-------- DATA LISTING

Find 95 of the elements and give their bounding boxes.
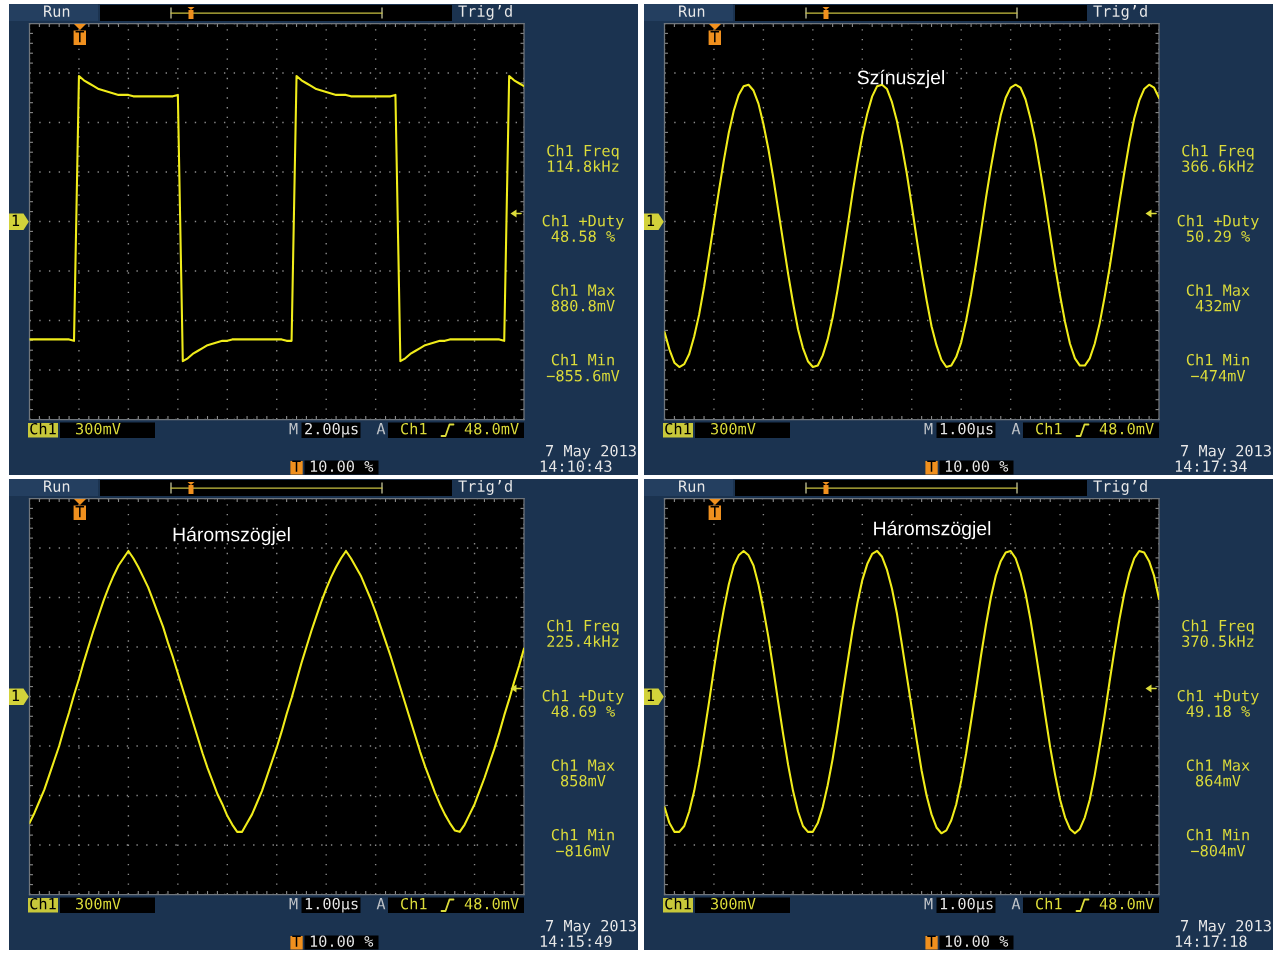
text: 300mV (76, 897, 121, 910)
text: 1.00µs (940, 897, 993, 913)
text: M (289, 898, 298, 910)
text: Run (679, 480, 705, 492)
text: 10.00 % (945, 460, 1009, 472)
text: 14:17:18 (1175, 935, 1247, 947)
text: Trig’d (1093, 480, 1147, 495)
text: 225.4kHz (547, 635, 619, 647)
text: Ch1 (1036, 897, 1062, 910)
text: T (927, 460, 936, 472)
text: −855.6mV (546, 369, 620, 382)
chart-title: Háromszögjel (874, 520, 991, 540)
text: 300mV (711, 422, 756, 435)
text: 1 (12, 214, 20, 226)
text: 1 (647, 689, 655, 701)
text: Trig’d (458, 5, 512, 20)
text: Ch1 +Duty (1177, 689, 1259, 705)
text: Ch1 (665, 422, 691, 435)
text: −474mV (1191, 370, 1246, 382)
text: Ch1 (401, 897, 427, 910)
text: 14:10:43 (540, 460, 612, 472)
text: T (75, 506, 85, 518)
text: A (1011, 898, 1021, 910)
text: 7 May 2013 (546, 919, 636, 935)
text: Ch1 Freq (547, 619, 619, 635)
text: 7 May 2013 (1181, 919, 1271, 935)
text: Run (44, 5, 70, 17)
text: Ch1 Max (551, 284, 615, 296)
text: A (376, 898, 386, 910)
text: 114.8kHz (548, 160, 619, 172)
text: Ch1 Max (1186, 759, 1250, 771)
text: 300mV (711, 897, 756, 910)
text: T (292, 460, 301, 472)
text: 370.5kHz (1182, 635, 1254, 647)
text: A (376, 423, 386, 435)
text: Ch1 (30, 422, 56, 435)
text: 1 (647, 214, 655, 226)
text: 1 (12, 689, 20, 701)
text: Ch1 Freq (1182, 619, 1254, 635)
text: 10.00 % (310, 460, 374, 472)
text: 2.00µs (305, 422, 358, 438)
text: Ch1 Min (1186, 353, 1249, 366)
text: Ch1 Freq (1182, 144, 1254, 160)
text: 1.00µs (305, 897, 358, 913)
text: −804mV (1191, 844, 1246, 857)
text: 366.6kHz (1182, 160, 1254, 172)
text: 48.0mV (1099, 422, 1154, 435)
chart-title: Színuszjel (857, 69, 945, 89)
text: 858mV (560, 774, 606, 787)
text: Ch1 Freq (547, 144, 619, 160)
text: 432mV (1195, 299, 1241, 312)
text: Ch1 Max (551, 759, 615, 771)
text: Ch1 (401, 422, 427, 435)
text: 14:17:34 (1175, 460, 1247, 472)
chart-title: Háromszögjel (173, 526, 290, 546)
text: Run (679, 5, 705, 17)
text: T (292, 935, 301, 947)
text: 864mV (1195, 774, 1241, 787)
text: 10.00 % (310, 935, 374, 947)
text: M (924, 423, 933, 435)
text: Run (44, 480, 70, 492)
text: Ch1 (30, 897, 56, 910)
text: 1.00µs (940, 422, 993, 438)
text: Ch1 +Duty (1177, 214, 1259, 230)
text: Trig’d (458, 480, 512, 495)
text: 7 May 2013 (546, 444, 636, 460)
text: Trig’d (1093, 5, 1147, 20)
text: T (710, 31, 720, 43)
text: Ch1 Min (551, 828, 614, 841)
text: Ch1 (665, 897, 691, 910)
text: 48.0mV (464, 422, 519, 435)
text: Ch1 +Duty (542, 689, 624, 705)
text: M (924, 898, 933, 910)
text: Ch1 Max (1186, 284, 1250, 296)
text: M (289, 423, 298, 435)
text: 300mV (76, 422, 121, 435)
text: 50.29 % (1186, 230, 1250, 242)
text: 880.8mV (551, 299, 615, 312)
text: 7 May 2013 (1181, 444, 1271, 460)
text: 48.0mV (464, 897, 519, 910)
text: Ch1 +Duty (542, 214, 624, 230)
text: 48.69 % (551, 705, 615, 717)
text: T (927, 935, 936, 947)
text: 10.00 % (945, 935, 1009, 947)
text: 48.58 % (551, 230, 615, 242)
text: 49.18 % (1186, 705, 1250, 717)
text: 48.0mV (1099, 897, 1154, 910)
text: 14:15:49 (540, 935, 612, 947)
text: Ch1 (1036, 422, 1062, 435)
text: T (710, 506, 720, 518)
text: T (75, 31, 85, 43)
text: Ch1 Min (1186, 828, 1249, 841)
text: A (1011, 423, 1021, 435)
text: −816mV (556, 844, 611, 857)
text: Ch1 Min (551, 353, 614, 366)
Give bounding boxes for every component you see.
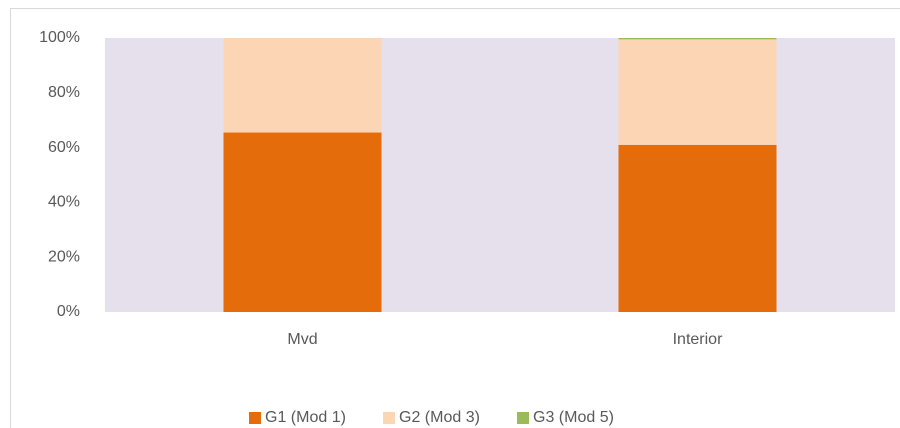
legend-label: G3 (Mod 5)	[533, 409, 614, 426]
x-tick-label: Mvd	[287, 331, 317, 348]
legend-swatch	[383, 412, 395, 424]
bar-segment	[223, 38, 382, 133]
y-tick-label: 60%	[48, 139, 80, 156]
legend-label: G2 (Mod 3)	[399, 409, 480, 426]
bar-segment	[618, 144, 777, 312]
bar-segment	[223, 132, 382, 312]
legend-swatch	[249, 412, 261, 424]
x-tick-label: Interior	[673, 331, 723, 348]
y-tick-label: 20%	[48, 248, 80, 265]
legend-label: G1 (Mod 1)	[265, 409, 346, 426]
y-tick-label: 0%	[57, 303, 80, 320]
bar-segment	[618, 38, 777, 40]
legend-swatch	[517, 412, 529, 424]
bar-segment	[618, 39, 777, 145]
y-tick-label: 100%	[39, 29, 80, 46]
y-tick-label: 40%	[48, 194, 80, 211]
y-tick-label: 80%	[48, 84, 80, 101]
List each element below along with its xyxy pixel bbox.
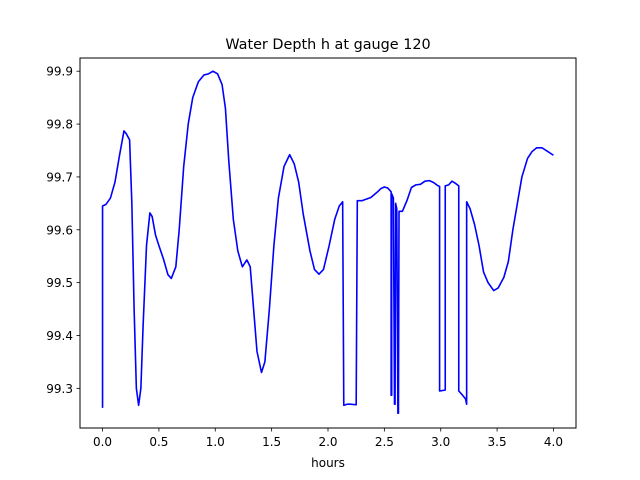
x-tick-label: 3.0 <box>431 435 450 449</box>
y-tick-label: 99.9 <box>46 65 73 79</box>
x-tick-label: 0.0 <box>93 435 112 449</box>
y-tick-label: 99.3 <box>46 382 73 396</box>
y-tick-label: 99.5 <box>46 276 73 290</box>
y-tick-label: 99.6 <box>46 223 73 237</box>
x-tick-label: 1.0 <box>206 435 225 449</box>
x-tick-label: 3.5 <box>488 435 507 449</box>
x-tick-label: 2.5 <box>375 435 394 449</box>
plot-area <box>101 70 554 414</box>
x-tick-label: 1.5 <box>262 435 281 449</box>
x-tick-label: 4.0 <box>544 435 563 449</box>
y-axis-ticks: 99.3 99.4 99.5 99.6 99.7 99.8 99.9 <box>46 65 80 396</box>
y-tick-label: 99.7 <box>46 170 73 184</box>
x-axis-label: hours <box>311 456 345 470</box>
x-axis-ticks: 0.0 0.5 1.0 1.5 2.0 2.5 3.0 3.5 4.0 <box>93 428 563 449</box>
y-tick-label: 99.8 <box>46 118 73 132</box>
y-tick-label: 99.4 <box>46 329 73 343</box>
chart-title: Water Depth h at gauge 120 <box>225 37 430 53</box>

----------------

GIVEN EXERCISE:
Copy out the lines above word for word, without the pictures.

FULL SOLUTION:
Find 95 of the elements and give their bounding boxes.
text: 300mV (76, 897, 121, 910)
text: 1.00µs (940, 897, 993, 913)
text: M (289, 898, 298, 910)
text: Run (679, 480, 705, 492)
text: 10.00 % (945, 460, 1009, 472)
text: 14:17:18 (1175, 935, 1247, 947)
text: Trig’d (1093, 480, 1147, 495)
text: 225.4kHz (547, 635, 619, 647)
text: Ch1 (1036, 897, 1062, 910)
text: T (927, 460, 936, 472)
text: −855.6mV (546, 369, 620, 382)
chart-title: Háromszögjel (874, 520, 991, 540)
text: 300mV (711, 422, 756, 435)
text: 1 (12, 214, 20, 226)
text: 1 (647, 689, 655, 701)
text: Trig’d (458, 5, 512, 20)
text: Ch1 +Duty (1177, 689, 1259, 705)
text: Ch1 (665, 422, 691, 435)
text: −474mV (1191, 370, 1246, 382)
text: Ch1 (401, 897, 427, 910)
text: 14:10:43 (540, 460, 612, 472)
text: T (75, 506, 85, 518)
text: A (1011, 898, 1021, 910)
text: 7 May 2013 (546, 919, 636, 935)
text: Ch1 Freq (547, 619, 619, 635)
text: 7 May 2013 (1181, 919, 1271, 935)
text: Run (44, 5, 70, 17)
text: Ch1 Max (551, 284, 615, 296)
text: A (376, 898, 386, 910)
text: 114.8kHz (548, 160, 619, 172)
text: Ch1 Max (1186, 759, 1250, 771)
text: 300mV (711, 897, 756, 910)
text: T (292, 460, 301, 472)
text: 370.5kHz (1182, 635, 1254, 647)
text: A (376, 423, 386, 435)
text: Ch1 (30, 422, 56, 435)
text: 1 (647, 214, 655, 226)
text: 1 (12, 689, 20, 701)
text: Ch1 Freq (1182, 619, 1254, 635)
text: 10.00 % (310, 460, 374, 472)
text: 2.00µs (305, 422, 358, 438)
text: Ch1 Min (1186, 353, 1249, 366)
text: Ch1 Freq (1182, 144, 1254, 160)
text: 1.00µs (305, 897, 358, 913)
text: −804mV (1191, 844, 1246, 857)
text: 366.6kHz (1182, 160, 1254, 172)
text: 48.0mV (1099, 422, 1154, 435)
chart-title: Színuszjel (857, 69, 945, 89)
text: 858mV (560, 774, 606, 787)
text: Ch1 Freq (547, 144, 619, 160)
text: 432mV (1195, 299, 1241, 312)
text: Ch1 Max (551, 759, 615, 771)
text: Ch1 (401, 422, 427, 435)
text: 14:17:34 (1175, 460, 1247, 472)
chart-title: Háromszögjel (173, 526, 290, 546)
text: Run (679, 5, 705, 17)
text: T (292, 935, 301, 947)
text: 864mV (1195, 774, 1241, 787)
text: 10.00 % (310, 935, 374, 947)
text: M (924, 423, 933, 435)
text: Run (44, 480, 70, 492)
text: Ch1 (30, 897, 56, 910)
text: 1.00µs (940, 422, 993, 438)
text: Ch1 +Duty (1177, 214, 1259, 230)
text: Trig’d (458, 480, 512, 495)
text: 7 May 2013 (546, 444, 636, 460)
text: Trig’d (1093, 5, 1147, 20)
text: T (710, 31, 720, 43)
text: Ch1 Min (551, 828, 614, 841)
text: Ch1 (665, 897, 691, 910)
text: 48.0mV (464, 422, 519, 435)
text: Ch1 +Duty (542, 689, 624, 705)
text: M (924, 898, 933, 910)
text: Ch1 Max (1186, 284, 1250, 296)
text: M (289, 423, 298, 435)
text: 300mV (76, 422, 121, 435)
text: 50.29 % (1186, 230, 1250, 242)
text: 880.8mV (551, 299, 615, 312)
text: 7 May 2013 (1181, 444, 1271, 460)
text: 48.0mV (464, 897, 519, 910)
text: Ch1 +Duty (542, 214, 624, 230)
text: 48.69 % (551, 705, 615, 717)
text: T (927, 935, 936, 947)
text: 10.00 % (945, 935, 1009, 947)
text: 48.58 % (551, 230, 615, 242)
text: 49.18 % (1186, 705, 1250, 717)
text: 48.0mV (1099, 897, 1154, 910)
text: 14:15:49 (540, 935, 612, 947)
text: Ch1 (1036, 422, 1062, 435)
text: T (710, 506, 720, 518)
text: T (75, 31, 85, 43)
text: Ch1 Min (1186, 828, 1249, 841)
text: A (1011, 423, 1021, 435)
text: −816mV (556, 844, 611, 857)
text: Ch1 Min (551, 353, 614, 366)
Give bounding boxes for every component you see.
legend-label: G3 (Mod 5)	[533, 409, 614, 426]
x-tick-label: Mvd	[287, 331, 317, 348]
legend-swatch	[383, 412, 395, 424]
bar-segment	[223, 38, 382, 133]
y-tick-label: 60%	[48, 139, 80, 156]
legend-label: G2 (Mod 3)	[399, 409, 480, 426]
bar-segment	[618, 144, 777, 312]
bar-segment	[223, 132, 382, 312]
legend-swatch	[249, 412, 261, 424]
x-tick-label: Interior	[673, 331, 723, 348]
y-tick-label: 20%	[48, 248, 80, 265]
legend-label: G1 (Mod 1)	[265, 409, 346, 426]
y-tick-label: 0%	[57, 303, 80, 320]
bar-segment	[618, 38, 777, 40]
legend-swatch	[517, 412, 529, 424]
bar-segment	[618, 39, 777, 145]
y-tick-label: 100%	[39, 29, 80, 46]
y-tick-label: 40%	[48, 194, 80, 211]
y-tick-label: 80%	[48, 84, 80, 101]
List each element below along with its xyxy pixel bbox.
x-tick-label: 3.0 <box>431 435 450 449</box>
y-tick-label: 99.9 <box>46 65 73 79</box>
x-tick-label: 0.0 <box>93 435 112 449</box>
y-tick-label: 99.3 <box>46 382 73 396</box>
y-tick-label: 99.5 <box>46 276 73 290</box>
y-tick-label: 99.6 <box>46 223 73 237</box>
x-tick-label: 1.0 <box>206 435 225 449</box>
x-tick-label: 3.5 <box>488 435 507 449</box>
x-tick-label: 2.5 <box>375 435 394 449</box>
plot-area <box>101 70 554 414</box>
x-tick-label: 1.5 <box>262 435 281 449</box>
x-tick-label: 4.0 <box>544 435 563 449</box>
y-axis-ticks: 99.3 99.4 99.5 99.6 99.7 99.8 99.9 <box>46 65 80 396</box>
y-tick-label: 99.7 <box>46 170 73 184</box>
x-axis-label: hours <box>311 456 345 470</box>
x-axis-ticks: 0.0 0.5 1.0 1.5 2.0 2.5 3.0 3.5 4.0 <box>93 428 563 449</box>
y-tick-label: 99.8 <box>46 118 73 132</box>
y-tick-label: 99.4 <box>46 329 73 343</box>
chart-title: Water Depth h at gauge 120 <box>225 37 430 53</box>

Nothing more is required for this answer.